• Stored records
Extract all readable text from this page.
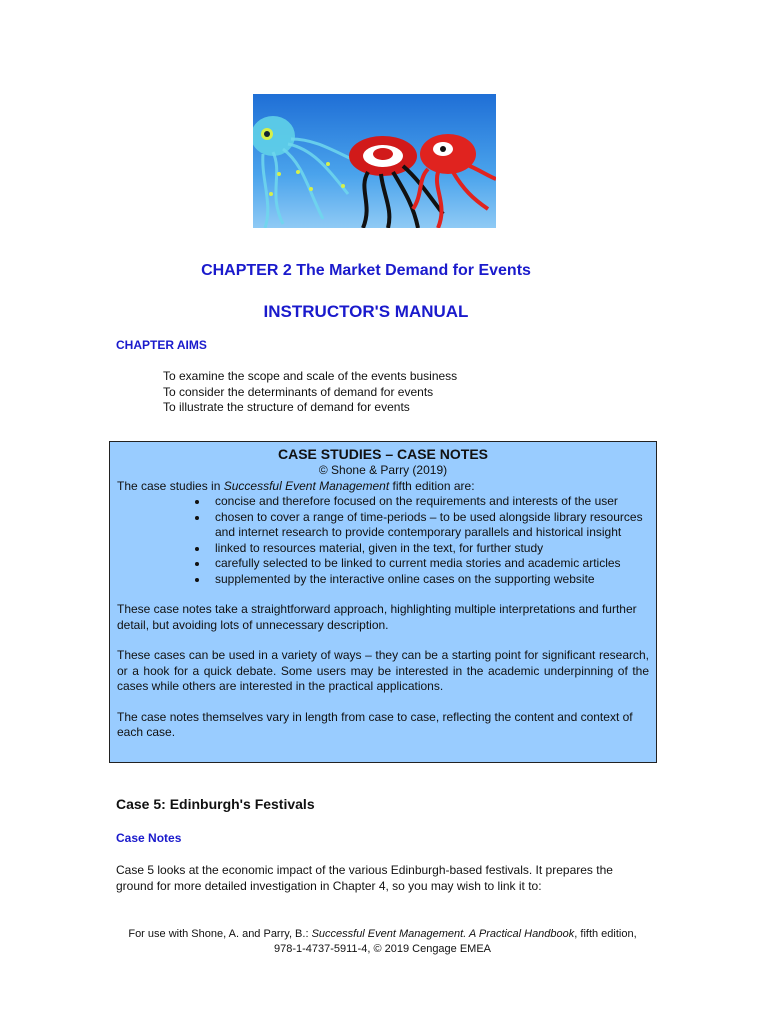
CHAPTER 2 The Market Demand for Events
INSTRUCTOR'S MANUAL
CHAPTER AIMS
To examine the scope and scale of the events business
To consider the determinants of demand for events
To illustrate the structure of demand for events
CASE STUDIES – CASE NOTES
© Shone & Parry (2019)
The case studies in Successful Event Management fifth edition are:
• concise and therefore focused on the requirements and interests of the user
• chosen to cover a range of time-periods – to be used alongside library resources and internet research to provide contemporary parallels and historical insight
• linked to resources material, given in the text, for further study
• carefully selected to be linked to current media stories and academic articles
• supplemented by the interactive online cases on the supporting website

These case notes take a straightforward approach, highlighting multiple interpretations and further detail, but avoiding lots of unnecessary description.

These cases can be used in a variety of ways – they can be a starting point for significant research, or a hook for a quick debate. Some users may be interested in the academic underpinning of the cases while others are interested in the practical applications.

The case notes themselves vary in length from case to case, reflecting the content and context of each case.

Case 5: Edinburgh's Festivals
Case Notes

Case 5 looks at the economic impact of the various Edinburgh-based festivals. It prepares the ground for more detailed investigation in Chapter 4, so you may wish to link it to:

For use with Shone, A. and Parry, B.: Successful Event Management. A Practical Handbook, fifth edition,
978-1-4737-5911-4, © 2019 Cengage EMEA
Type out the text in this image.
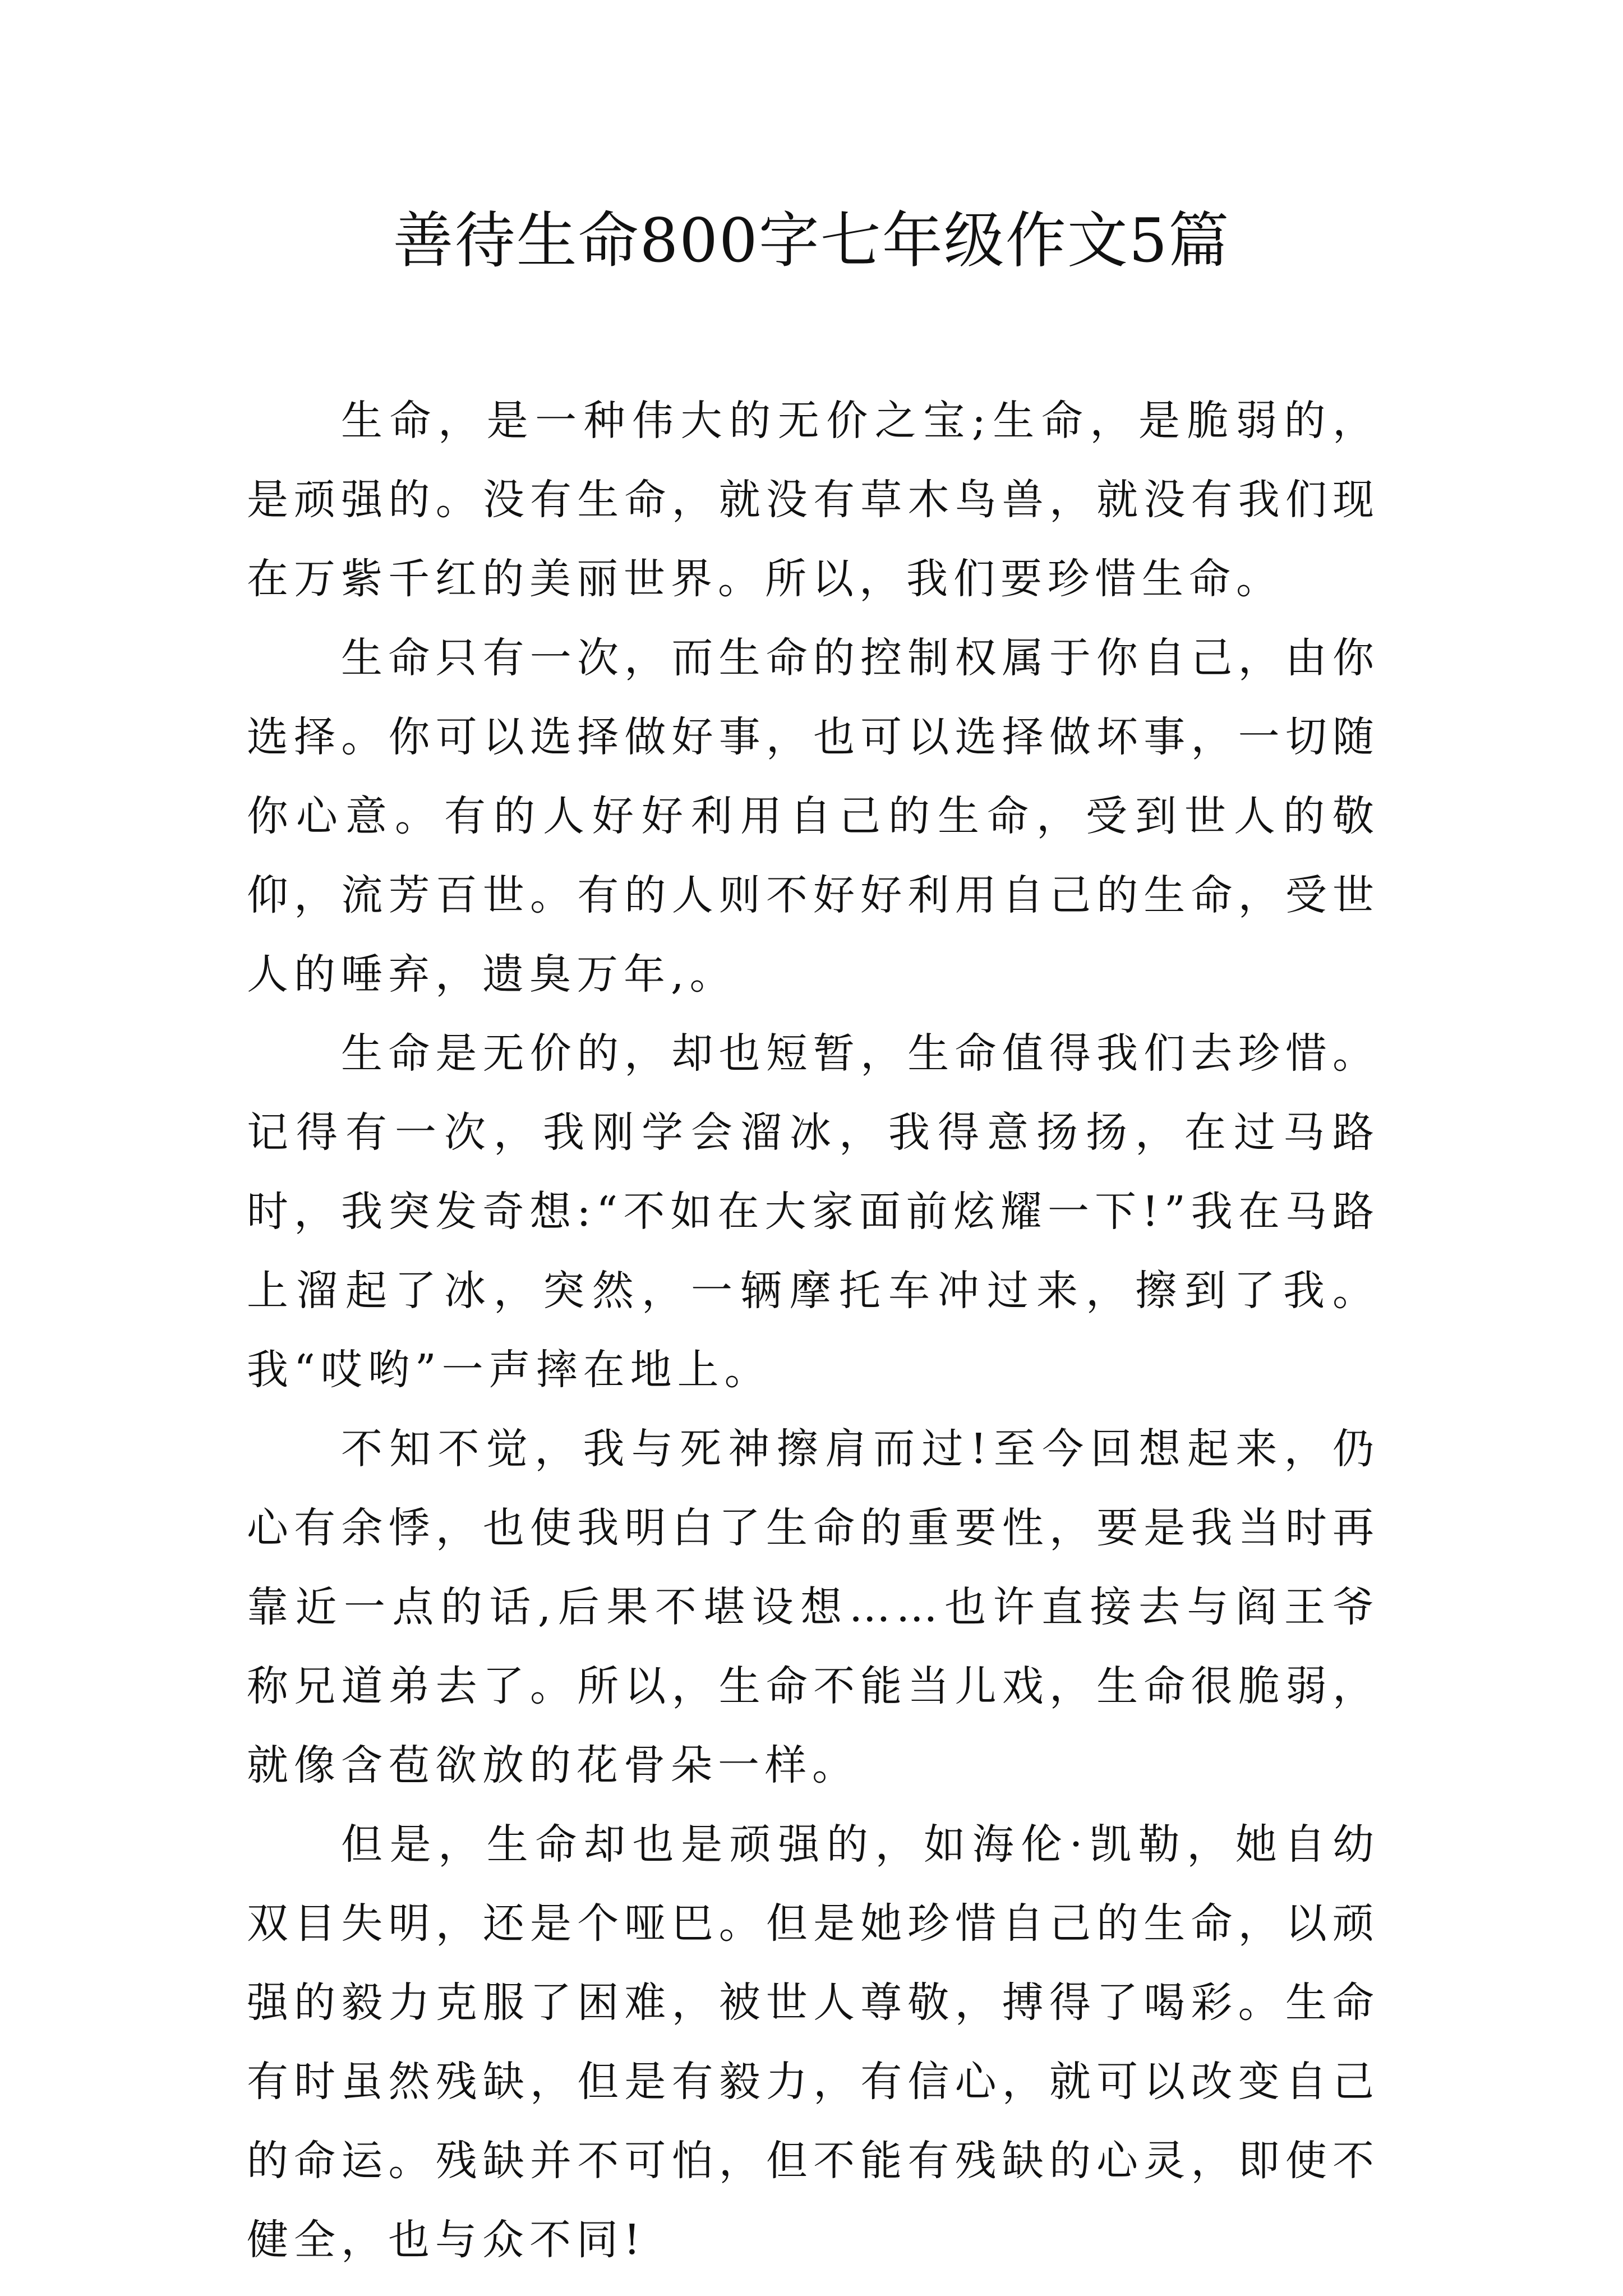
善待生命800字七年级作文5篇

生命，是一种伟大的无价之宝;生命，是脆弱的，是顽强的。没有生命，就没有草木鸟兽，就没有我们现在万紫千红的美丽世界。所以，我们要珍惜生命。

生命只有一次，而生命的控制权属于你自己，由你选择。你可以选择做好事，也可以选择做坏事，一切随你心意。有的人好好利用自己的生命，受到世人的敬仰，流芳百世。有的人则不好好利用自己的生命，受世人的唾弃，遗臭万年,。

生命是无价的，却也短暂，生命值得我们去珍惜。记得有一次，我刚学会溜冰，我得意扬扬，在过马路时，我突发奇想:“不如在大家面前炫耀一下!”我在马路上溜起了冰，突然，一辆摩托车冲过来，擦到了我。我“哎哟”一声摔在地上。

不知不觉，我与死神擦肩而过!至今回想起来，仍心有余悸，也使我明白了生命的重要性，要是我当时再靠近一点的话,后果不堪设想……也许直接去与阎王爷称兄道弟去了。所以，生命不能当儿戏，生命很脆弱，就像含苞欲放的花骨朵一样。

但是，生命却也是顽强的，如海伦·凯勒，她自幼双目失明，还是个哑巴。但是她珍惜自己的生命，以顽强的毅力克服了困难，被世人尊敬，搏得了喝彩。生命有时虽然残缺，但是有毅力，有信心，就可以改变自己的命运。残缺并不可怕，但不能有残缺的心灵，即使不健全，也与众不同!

• Exercise
Output the full set of records above without changing a word, and drop the images.

• Exercise solution
Extract all readable text from this page.
CHAPTER 2 The Market Demand for Events
INSTRUCTOR'S MANUAL
CHAPTER AIMS
To examine the scope and scale of the events business
To consider the determinants of demand for events
To illustrate the structure of demand for events
CASE STUDIES – CASE NOTES
© Shone & Parry (2019)
The case studies in Successful Event Management fifth edition are:
• concise and therefore focused on the requirements and interests of the user
• chosen to cover a range of time-periods – to be used alongside library resources and internet research to provide contemporary parallels and historical insight
• linked to resources material, given in the text, for further study
• carefully selected to be linked to current media stories and academic articles
• supplemented by the interactive online cases on the supporting website

These case notes take a straightforward approach, highlighting multiple interpretations and further detail, but avoiding lots of unnecessary description.

These cases can be used in a variety of ways – they can be a starting point for significant research, or a hook for a quick debate. Some users may be interested in the academic underpinning of the cases while others are interested in the practical applications.

The case notes themselves vary in length from case to case, reflecting the content and context of each case.

Case 5: Edinburgh's Festivals
Case Notes

Case 5 looks at the economic impact of the various Edinburgh-based festivals. It prepares the ground for more detailed investigation in Chapter 4, so you may wish to link it to:

For use with Shone, A. and Parry, B.: Successful Event Management. A Practical Handbook, fifth edition,
978-1-4737-5911-4, © 2019 Cengage EMEA
Type out the text in this image.
善待生命800字七年级作文5篇

生命，是一种伟大的无价之宝;生命，是脆弱的，是顽强的。没有生命，就没有草木鸟兽，就没有我们现在万紫千红的美丽世界。所以，我们要珍惜生命。

生命只有一次，而生命的控制权属于你自己，由你选择。你可以选择做好事，也可以选择做坏事，一切随你心意。有的人好好利用自己的生命，受到世人的敬仰，流芳百世。有的人则不好好利用自己的生命，受世人的唾弃，遗臭万年,。

生命是无价的，却也短暂，生命值得我们去珍惜。记得有一次，我刚学会溜冰，我得意扬扬，在过马路时，我突发奇想:“不如在大家面前炫耀一下!”我在马路上溜起了冰，突然，一辆摩托车冲过来，擦到了我。我“哎哟”一声摔在地上。

不知不觉，我与死神擦肩而过!至今回想起来，仍心有余悸，也使我明白了生命的重要性，要是我当时再靠近一点的话,后果不堪设想……也许直接去与阎王爷称兄道弟去了。所以，生命不能当儿戏，生命很脆弱，就像含苞欲放的花骨朵一样。

但是，生命却也是顽强的，如海伦·凯勒，她自幼双目失明，还是个哑巴。但是她珍惜自己的生命，以顽强的毅力克服了困难，被世人尊敬，搏得了喝彩。生命有时虽然残缺，但是有毅力，有信心，就可以改变自己的命运。残缺并不可怕，但不能有残缺的心灵，即使不健全，也与众不同!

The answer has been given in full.